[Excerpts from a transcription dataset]
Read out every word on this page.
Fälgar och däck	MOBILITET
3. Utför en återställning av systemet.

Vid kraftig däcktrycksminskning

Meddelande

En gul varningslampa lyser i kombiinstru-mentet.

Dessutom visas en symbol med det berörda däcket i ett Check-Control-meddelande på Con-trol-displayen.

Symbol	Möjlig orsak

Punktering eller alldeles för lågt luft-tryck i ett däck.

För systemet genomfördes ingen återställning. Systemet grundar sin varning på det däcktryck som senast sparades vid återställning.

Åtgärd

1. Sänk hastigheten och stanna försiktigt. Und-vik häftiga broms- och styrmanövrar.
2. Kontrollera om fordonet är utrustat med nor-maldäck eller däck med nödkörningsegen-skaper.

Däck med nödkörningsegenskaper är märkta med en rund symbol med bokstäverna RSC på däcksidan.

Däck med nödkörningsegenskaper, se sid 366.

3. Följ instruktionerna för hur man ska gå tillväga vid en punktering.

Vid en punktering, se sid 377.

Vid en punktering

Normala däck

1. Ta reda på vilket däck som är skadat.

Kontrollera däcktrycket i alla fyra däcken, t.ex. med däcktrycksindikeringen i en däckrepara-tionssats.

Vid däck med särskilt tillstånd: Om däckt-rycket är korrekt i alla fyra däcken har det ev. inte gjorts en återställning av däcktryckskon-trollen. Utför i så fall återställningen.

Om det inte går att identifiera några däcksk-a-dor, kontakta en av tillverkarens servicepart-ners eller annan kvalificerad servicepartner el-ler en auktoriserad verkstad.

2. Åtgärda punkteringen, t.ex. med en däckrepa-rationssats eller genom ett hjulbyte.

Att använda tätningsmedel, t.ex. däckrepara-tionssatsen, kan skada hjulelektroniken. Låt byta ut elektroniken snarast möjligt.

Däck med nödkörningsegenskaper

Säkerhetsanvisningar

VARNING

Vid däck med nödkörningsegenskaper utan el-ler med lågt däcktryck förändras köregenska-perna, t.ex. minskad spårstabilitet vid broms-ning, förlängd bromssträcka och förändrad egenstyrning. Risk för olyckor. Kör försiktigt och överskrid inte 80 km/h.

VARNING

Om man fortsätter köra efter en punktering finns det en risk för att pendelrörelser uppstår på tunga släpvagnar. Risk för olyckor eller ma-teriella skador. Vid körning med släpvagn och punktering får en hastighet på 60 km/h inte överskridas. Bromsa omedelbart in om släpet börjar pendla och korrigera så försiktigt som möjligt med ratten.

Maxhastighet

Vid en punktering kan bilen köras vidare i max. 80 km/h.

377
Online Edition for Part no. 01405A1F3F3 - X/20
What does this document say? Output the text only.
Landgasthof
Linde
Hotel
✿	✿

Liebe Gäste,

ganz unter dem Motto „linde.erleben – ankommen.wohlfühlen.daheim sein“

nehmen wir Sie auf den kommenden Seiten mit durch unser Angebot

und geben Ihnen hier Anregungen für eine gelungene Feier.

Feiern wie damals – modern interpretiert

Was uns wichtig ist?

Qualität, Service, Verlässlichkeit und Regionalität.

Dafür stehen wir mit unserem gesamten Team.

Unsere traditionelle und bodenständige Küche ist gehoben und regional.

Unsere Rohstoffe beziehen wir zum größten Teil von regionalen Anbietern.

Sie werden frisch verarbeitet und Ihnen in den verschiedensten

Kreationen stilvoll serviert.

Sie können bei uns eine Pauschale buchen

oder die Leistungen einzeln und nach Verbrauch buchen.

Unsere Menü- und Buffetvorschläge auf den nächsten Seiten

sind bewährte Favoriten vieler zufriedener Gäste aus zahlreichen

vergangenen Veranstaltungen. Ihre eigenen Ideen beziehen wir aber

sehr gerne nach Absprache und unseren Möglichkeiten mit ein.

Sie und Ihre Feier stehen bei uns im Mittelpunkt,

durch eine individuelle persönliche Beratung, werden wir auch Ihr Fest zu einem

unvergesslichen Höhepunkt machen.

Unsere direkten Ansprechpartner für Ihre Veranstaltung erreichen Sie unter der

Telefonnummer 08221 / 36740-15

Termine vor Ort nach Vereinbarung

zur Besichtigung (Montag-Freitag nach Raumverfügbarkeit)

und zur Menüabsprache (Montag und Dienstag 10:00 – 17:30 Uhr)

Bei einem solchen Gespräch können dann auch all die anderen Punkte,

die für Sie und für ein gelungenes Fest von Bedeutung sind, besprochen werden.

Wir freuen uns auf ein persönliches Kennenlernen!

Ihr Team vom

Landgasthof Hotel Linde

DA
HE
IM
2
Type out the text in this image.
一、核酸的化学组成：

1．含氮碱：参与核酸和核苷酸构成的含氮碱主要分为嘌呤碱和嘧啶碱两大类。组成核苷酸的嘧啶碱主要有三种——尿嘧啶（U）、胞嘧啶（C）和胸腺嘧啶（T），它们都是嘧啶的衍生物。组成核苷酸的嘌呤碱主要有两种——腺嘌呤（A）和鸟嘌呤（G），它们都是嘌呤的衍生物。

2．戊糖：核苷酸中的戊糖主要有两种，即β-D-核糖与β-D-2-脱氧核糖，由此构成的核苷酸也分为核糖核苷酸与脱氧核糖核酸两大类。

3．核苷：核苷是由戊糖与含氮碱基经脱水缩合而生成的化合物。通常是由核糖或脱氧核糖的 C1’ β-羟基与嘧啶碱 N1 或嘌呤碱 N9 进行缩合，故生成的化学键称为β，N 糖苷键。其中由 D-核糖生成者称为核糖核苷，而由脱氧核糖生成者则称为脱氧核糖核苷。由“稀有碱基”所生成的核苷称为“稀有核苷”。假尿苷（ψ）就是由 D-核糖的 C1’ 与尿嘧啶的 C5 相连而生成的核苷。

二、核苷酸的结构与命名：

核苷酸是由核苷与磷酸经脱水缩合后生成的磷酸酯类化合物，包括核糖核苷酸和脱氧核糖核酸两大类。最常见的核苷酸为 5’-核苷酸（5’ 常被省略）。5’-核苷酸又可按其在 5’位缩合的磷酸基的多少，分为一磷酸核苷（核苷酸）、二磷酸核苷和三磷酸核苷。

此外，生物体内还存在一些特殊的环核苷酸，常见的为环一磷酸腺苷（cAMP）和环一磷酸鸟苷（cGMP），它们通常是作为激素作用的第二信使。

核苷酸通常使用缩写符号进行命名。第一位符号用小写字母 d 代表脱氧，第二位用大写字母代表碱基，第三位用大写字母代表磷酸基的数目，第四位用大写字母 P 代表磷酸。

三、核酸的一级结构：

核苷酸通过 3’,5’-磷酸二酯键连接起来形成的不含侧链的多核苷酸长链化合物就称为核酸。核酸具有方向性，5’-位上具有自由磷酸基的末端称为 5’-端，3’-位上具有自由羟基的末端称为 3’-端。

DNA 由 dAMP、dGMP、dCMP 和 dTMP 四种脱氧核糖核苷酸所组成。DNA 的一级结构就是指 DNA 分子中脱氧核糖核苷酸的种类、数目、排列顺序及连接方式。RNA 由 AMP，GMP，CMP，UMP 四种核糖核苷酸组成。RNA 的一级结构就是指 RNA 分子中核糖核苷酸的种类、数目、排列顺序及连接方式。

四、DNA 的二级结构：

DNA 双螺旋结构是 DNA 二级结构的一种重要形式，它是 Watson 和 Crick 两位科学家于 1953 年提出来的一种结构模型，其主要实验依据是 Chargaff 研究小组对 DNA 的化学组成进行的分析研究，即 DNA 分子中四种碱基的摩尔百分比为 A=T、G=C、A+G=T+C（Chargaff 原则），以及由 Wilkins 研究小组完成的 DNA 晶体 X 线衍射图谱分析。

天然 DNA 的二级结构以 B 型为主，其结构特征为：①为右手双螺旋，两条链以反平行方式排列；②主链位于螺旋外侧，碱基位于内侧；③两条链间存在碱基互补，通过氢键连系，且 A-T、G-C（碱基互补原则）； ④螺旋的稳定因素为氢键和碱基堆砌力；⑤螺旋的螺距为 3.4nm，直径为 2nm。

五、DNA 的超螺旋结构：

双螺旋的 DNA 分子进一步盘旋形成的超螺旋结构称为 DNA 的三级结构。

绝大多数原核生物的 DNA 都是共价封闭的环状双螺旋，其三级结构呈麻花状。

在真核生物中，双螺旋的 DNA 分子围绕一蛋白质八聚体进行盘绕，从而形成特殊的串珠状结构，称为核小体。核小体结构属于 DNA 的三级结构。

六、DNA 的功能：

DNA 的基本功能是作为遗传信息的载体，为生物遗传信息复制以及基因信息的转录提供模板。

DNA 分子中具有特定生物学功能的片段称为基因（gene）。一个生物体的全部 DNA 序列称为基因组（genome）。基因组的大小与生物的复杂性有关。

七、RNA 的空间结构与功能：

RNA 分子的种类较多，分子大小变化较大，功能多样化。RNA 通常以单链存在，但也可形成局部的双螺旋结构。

• [AIM OF THE TASK] If a line in the data contains the string "Ihre", copy it.

• [EXPECTED ANSWER]
vergangenen Veranstaltungen. Ihre eigenen Ideen beziehen wir aber
Sie und Ihre Feier stehen bei uns im Mittelpunkt,
Unsere direkten Ansprechpartner für Ihre Veranstaltung erreichen Sie unter der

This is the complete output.